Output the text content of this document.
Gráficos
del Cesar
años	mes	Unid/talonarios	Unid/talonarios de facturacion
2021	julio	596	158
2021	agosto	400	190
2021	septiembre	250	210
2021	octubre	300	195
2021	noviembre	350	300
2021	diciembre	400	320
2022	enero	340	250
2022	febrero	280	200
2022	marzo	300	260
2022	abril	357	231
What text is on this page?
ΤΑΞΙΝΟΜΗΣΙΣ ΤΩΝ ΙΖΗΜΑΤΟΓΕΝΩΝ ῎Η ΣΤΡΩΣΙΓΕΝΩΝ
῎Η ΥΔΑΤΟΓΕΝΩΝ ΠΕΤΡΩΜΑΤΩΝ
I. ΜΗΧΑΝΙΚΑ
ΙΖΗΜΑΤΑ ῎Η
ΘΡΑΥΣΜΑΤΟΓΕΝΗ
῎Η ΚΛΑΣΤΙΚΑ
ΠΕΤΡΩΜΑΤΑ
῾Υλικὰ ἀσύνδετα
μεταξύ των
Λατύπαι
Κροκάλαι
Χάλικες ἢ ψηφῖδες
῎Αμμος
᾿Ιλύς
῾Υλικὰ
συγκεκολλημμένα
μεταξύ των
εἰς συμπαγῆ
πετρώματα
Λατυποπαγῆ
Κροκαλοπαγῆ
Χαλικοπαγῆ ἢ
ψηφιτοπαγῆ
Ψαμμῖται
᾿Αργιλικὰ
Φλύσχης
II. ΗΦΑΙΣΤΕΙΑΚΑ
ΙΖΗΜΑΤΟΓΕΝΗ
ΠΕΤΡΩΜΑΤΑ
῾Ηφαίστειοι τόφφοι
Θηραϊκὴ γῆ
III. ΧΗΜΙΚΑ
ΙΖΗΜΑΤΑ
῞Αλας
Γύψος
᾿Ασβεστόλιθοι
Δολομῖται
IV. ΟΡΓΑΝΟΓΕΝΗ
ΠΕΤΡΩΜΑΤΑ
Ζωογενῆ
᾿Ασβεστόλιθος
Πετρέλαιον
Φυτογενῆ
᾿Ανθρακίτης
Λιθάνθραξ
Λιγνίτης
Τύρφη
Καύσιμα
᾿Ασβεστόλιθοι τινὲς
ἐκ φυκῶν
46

::::::::::

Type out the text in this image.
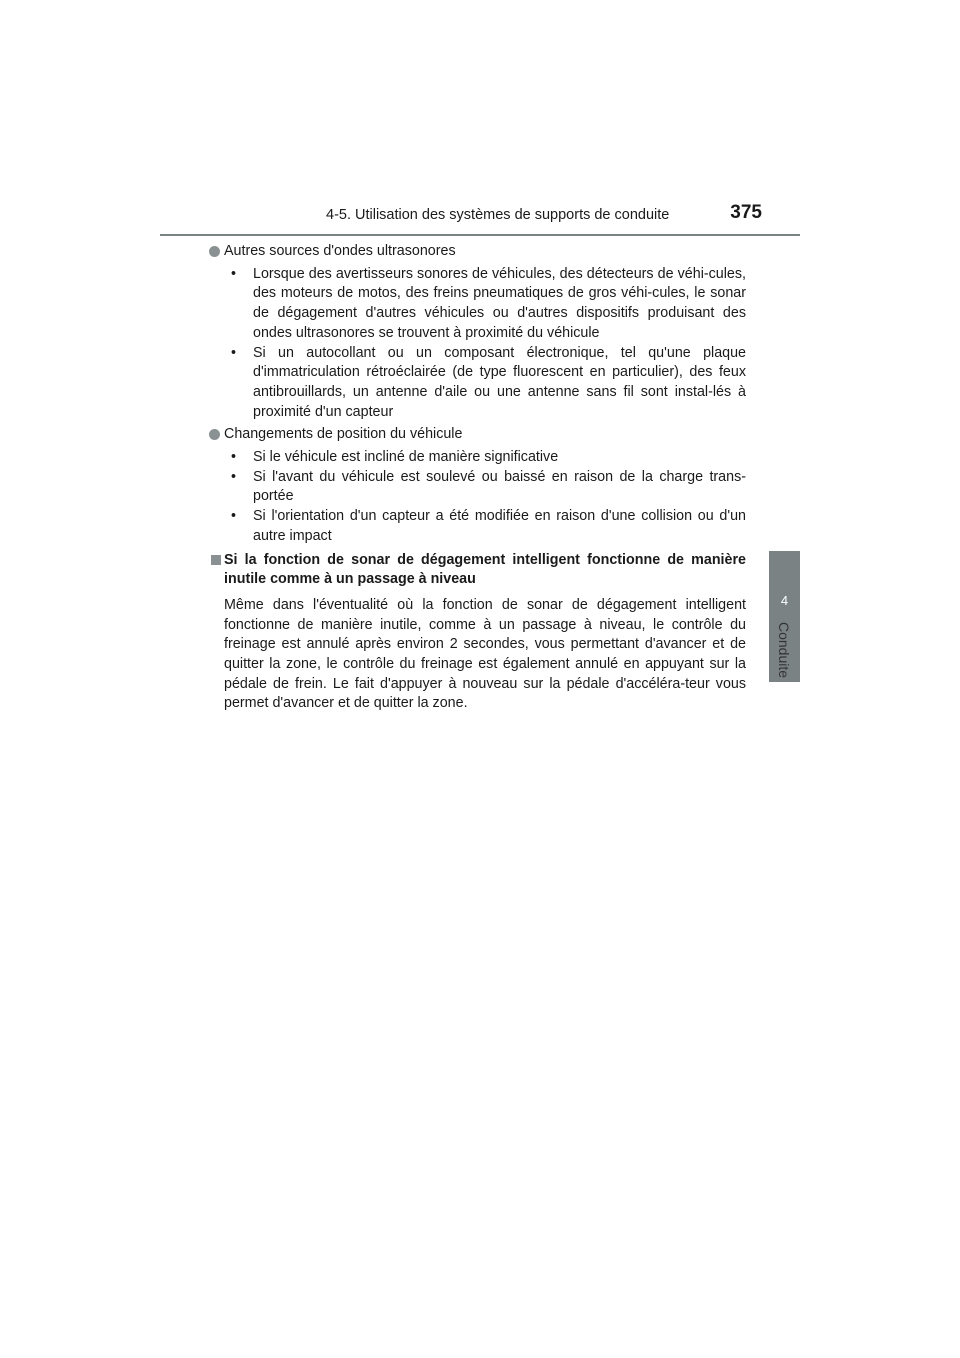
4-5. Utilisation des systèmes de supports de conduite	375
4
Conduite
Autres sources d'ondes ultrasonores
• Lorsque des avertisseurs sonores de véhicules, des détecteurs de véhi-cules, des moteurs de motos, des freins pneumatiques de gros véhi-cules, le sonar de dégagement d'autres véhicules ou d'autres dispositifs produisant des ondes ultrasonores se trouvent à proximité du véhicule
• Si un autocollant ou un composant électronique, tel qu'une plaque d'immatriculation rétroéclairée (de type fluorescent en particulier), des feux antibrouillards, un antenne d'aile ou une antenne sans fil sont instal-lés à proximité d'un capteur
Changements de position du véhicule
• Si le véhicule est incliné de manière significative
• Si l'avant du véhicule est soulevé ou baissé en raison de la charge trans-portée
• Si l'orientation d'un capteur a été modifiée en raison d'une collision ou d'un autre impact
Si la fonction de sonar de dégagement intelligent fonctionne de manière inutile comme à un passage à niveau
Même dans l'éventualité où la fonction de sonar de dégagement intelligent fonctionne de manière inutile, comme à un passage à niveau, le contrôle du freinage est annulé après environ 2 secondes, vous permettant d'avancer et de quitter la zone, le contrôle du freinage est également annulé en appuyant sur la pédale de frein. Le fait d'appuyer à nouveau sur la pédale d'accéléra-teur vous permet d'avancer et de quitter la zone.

::::::::::

From the listing above, pick out every line containing "niveau".

▶ Full solution
Si la fonction de sonar de dégagement intelligent fonctionne de manière inutile comme à un passage à niveau
Même dans l'éventualité où la fonction de sonar de dégagement intelligent fonctionne de manière inutile, comme à un passage à niveau, le contrôle du freinage est annulé après environ 2 secondes, vous permettant d'avancer et de quitter la zone, le contrôle du freinage est également annulé en appuyant sur la pédale de frein. Le fait d'appuyer à nouveau sur la pédale d'accéléra-teur vous permet d'avancer et de quitter la zone.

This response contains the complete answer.